◆ Exercise data
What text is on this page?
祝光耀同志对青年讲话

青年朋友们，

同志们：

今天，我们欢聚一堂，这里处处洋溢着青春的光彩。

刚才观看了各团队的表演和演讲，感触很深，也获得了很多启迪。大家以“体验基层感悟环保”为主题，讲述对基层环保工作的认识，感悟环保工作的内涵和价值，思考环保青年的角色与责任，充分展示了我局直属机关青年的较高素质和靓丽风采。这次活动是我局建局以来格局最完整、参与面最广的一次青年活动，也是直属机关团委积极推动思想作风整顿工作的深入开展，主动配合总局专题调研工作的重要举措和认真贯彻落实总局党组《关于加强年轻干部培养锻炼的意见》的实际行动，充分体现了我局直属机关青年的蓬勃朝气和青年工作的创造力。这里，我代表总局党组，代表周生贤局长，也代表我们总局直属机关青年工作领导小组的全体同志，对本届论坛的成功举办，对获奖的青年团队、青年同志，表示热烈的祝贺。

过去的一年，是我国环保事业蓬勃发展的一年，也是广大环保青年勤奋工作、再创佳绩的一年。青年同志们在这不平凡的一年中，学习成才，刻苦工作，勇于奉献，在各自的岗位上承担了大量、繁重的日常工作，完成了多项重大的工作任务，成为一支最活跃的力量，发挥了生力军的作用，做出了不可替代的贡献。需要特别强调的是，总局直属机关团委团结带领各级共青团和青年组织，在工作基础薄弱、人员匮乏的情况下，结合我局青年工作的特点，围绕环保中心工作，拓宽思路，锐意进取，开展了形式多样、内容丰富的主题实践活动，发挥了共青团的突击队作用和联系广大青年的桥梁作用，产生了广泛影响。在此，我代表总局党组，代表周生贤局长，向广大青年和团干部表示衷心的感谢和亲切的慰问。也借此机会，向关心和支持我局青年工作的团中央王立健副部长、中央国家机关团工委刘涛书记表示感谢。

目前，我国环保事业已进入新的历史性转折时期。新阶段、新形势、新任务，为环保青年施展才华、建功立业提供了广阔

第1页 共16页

◆ Instructions for the task
Write down all the entries again without a single difference.

◆ Answer to this exercise
What text is on this page?
祝光耀同志对青年讲话

青年朋友们，

同志们：

今天，我们欢聚一堂，这里处处洋溢着青春的光彩。

刚才观看了各团队的表演和演讲，感触很深，也获得了很多启迪。大家以“体验基层感悟环保”为主题，讲述对基层环保工作的认识，感悟环保工作的内涵和价值，思考环保青年的角色与责任，充分展示了我局直属机关青年的较高素质和靓丽风采。这次活动是我局建局以来格局最完整、参与面最广的一次青年活动，也是直属机关团委积极推动思想作风整顿工作的深入开展，主动配合总局专题调研工作的重要举措和认真贯彻落实总局党组《关于加强年轻干部培养锻炼的意见》的实际行动，充分体现了我局直属机关青年的蓬勃朝气和青年工作的创造力。这里，我代表总局党组，代表周生贤局长，也代表我们总局直属机关青年工作领导小组的全体同志，对本届论坛的成功举办，对获奖的青年团队、青年同志，表示热烈的祝贺。

过去的一年，是我国环保事业蓬勃发展的一年，也是广大环保青年勤奋工作、再创佳绩的一年。青年同志们在这不平凡的一年中，学习成才，刻苦工作，勇于奉献，在各自的岗位上承担了大量、繁重的日常工作，完成了多项重大的工作任务，成为一支最活跃的力量，发挥了生力军的作用，做出了不可替代的贡献。需要特别强调的是，总局直属机关团委团结带领各级共青团和青年组织，在工作基础薄弱、人员匮乏的情况下，结合我局青年工作的特点，围绕环保中心工作，拓宽思路，锐意进取，开展了形式多样、内容丰富的主题实践活动，发挥了共青团的突击队作用和联系广大青年的桥梁作用，产生了广泛影响。在此，我代表总局党组，代表周生贤局长，向广大青年和团干部表示衷心的感谢和亲切的慰问。也借此机会，向关心和支持我局青年工作的团中央王立健副部长、中央国家机关团工委刘涛书记表示感谢。

目前，我国环保事业已进入新的历史性转折时期。新阶段、新形势、新任务，为环保青年施展才华、建功立业提供了广阔

第1页 共16页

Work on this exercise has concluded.